Goal of the exercise:
Print the entire listing. Each line must match the original exactly.

# START OF Listed entries

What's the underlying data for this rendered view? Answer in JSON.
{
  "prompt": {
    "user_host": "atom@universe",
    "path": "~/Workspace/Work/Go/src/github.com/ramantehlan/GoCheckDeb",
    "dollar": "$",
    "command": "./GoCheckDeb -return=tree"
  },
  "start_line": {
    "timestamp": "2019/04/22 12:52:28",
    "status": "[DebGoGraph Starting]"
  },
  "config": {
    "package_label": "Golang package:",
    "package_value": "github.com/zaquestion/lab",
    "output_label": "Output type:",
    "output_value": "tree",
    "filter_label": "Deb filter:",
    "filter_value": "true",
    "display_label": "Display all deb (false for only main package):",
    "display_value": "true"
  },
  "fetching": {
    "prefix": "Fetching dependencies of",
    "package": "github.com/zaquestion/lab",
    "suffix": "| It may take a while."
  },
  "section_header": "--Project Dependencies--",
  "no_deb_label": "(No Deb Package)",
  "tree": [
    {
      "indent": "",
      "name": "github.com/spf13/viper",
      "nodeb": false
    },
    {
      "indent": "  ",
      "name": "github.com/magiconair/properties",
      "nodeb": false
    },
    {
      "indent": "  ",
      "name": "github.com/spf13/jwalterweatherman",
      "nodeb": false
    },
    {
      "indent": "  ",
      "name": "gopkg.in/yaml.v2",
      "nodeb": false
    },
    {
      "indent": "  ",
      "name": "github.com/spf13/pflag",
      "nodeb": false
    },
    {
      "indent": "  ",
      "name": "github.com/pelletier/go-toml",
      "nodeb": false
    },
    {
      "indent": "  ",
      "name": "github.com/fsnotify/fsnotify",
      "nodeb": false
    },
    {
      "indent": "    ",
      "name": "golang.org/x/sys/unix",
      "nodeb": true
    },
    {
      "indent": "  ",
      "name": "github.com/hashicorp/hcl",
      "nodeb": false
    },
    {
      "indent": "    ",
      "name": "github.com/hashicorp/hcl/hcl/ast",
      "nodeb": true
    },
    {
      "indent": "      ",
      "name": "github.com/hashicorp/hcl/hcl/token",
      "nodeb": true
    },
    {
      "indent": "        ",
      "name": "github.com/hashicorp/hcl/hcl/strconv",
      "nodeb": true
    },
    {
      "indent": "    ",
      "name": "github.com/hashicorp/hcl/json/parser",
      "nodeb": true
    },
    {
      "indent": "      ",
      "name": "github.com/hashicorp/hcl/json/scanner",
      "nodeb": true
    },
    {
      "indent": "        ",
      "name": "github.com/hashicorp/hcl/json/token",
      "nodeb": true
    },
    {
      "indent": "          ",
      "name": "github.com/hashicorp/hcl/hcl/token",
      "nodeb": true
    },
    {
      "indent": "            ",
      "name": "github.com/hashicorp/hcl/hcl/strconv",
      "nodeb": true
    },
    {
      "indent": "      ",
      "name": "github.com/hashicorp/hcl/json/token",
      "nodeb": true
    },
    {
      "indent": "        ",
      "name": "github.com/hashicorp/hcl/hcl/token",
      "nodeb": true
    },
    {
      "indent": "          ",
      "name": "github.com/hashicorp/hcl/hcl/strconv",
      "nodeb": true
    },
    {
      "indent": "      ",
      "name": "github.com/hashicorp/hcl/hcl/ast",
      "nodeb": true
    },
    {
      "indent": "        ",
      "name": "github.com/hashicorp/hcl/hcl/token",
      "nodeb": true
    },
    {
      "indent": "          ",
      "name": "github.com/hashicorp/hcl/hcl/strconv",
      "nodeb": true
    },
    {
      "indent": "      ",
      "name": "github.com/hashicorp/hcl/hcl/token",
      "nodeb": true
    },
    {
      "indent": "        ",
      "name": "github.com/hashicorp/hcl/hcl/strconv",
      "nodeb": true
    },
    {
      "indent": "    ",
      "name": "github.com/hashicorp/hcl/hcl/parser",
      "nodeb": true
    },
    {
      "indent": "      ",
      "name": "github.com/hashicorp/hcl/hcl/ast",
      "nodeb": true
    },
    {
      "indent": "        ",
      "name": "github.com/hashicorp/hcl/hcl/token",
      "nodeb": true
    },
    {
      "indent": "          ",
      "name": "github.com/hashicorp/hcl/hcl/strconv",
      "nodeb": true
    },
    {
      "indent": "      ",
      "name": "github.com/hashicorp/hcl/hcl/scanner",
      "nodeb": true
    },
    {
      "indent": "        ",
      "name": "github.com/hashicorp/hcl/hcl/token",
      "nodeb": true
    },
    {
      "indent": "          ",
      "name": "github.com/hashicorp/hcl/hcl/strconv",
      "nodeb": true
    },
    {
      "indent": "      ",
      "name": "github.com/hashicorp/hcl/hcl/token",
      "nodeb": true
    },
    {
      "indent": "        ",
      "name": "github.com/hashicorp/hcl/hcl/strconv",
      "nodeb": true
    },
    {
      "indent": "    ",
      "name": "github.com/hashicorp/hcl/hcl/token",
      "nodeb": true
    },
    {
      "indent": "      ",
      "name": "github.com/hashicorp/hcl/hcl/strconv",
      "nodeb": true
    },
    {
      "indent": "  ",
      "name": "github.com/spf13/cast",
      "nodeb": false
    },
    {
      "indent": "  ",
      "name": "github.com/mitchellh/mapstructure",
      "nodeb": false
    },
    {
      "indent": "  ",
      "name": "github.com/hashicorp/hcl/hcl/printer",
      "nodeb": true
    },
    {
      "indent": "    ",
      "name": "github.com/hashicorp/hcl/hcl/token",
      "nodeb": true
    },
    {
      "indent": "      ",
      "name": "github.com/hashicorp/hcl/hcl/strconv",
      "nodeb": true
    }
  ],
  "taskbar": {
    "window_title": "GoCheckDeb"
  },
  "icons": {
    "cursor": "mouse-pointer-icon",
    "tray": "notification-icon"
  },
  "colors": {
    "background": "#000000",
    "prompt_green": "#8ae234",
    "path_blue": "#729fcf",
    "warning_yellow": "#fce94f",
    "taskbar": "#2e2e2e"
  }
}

# END OF Listed entries

Task output:
What's the underlying data for this rendered view? Answer in JSON.
{
  "prompt": {
    "user_host": "atom@universe",
    "path": "~/Workspace/Work/Go/src/github.com/ramantehlan/GoCheckDeb",
    "dollar": "$",
    "command": "./GoCheckDeb -return=tree"
  },
  "start_line": {
    "timestamp": "2019/04/22 12:52:28",
    "status": "[DebGoGraph Starting]"
  },
  "config": {
    "package_label": "Golang package:",
    "package_value": "github.com/zaquestion/lab",
    "output_label": "Output type:",
    "output_value": "tree",
    "filter_label": "Deb filter:",
    "filter_value": "true",
    "display_label": "Display all deb (false for only main package):",
    "display_value": "true"
  },
  "fetching": {
    "prefix": "Fetching dependencies of",
    "package": "github.com/zaquestion/lab",
    "suffix": "| It may take a while."
  },
  "section_header": "--Project Dependencies--",
  "no_deb_label": "(No Deb Package)",
  "tree": [
    {
      "indent": "",
      "name": "github.com/spf13/viper",
      "nodeb": false
    },
    {
      "indent": "  ",
      "name": "github.com/magiconair/properties",
      "nodeb": false
    },
    {
      "indent": "  ",
      "name": "github.com/spf13/jwalterweatherman",
      "nodeb": false
    },
    {
      "indent": "  ",
      "name": "gopkg.in/yaml.v2",
      "nodeb": false
    },
    {
      "indent": "  ",
      "name": "github.com/spf13/pflag",
      "nodeb": false
    },
    {
      "indent": "  ",
      "name": "github.com/pelletier/go-toml",
      "nodeb": false
    },
    {
      "indent": "  ",
      "name": "github.com/fsnotify/fsnotify",
      "nodeb": false
    },
    {
      "indent": "    ",
      "name": "golang.org/x/sys/unix",
      "nodeb": true
    },
    {
      "indent": "  ",
      "name": "github.com/hashicorp/hcl",
      "nodeb": false
    },
    {
      "indent": "    ",
      "name": "github.com/hashicorp/hcl/hcl/ast",
      "nodeb": true
    },
    {
      "indent": "      ",
      "name": "github.com/hashicorp/hcl/hcl/token",
      "nodeb": true
    },
    {
      "indent": "        ",
      "name": "github.com/hashicorp/hcl/hcl/strconv",
      "nodeb": true
    },
    {
      "indent": "    ",
      "name": "github.com/hashicorp/hcl/json/parser",
      "nodeb": true
    },
    {
      "indent": "      ",
      "name": "github.com/hashicorp/hcl/json/scanner",
      "nodeb": true
    },
    {
      "indent": "        ",
      "name": "github.com/hashicorp/hcl/json/token",
      "nodeb": true
    },
    {
      "indent": "          ",
      "name": "github.com/hashicorp/hcl/hcl/token",
      "nodeb": true
    },
    {
      "indent": "            ",
      "name": "github.com/hashicorp/hcl/hcl/strconv",
      "nodeb": true
    },
    {
      "indent": "      ",
      "name": "github.com/hashicorp/hcl/json/token",
      "nodeb": true
    },
    {
      "indent": "        ",
      "name": "github.com/hashicorp/hcl/hcl/token",
      "nodeb": true
    },
    {
      "indent": "          ",
      "name": "github.com/hashicorp/hcl/hcl/strconv",
      "nodeb": true
    },
    {
      "indent": "      ",
      "name": "github.com/hashicorp/hcl/hcl/ast",
      "nodeb": true
    },
    {
      "indent": "        ",
      "name": "github.com/hashicorp/hcl/hcl/token",
      "nodeb": true
    },
    {
      "indent": "          ",
      "name": "github.com/hashicorp/hcl/hcl/strconv",
      "nodeb": true
    },
    {
      "indent": "      ",
      "name": "github.com/hashicorp/hcl/hcl/token",
      "nodeb": true
    },
    {
      "indent": "        ",
      "name": "github.com/hashicorp/hcl/hcl/strconv",
      "nodeb": true
    },
    {
      "indent": "    ",
      "name": "github.com/hashicorp/hcl/hcl/parser",
      "nodeb": true
    },
    {
      "indent": "      ",
      "name": "github.com/hashicorp/hcl/hcl/ast",
      "nodeb": true
    },
    {
      "indent": "        ",
      "name": "github.com/hashicorp/hcl/hcl/token",
      "nodeb": true
    },
    {
      "indent": "          ",
      "name": "github.com/hashicorp/hcl/hcl/strconv",
      "nodeb": true
    },
    {
      "indent": "      ",
      "name": "github.com/hashicorp/hcl/hcl/scanner",
      "nodeb": true
    },
    {
      "indent": "        ",
      "name": "github.com/hashicorp/hcl/hcl/token",
      "nodeb": true
    },
    {
      "indent": "          ",
      "name": "github.com/hashicorp/hcl/hcl/strconv",
      "nodeb": true
    },
    {
      "indent": "      ",
      "name": "github.com/hashicorp/hcl/hcl/token",
      "nodeb": true
    },
    {
      "indent": "        ",
      "name": "github.com/hashicorp/hcl/hcl/strconv",
      "nodeb": true
    },
    {
      "indent": "    ",
      "name": "github.com/hashicorp/hcl/hcl/token",
      "nodeb": true
    },
    {
      "indent": "      ",
      "name": "github.com/hashicorp/hcl/hcl/strconv",
      "nodeb": true
    },
    {
      "indent": "  ",
      "name": "github.com/spf13/cast",
      "nodeb": false
    },
    {
      "indent": "  ",
      "name": "github.com/mitchellh/mapstructure",
      "nodeb": false
    },
    {
      "indent": "  ",
      "name": "github.com/hashicorp/hcl/hcl/printer",
      "nodeb": true
    },
    {
      "indent": "    ",
      "name": "github.com/hashicorp/hcl/hcl/token",
      "nodeb": true
    },
    {
      "indent": "      ",
      "name": "github.com/hashicorp/hcl/hcl/strconv",
      "nodeb": true
    }
  ],
  "taskbar": {
    "window_title": "GoCheckDeb"
  },
  "icons": {
    "cursor": "mouse-pointer-icon",
    "tray": "notification-icon"
  },
  "colors": {
    "background": "#000000",
    "prompt_green": "#8ae234",
    "path_blue": "#729fcf",
    "warning_yellow": "#fce94f",
    "taskbar": "#2e2e2e"
  }
}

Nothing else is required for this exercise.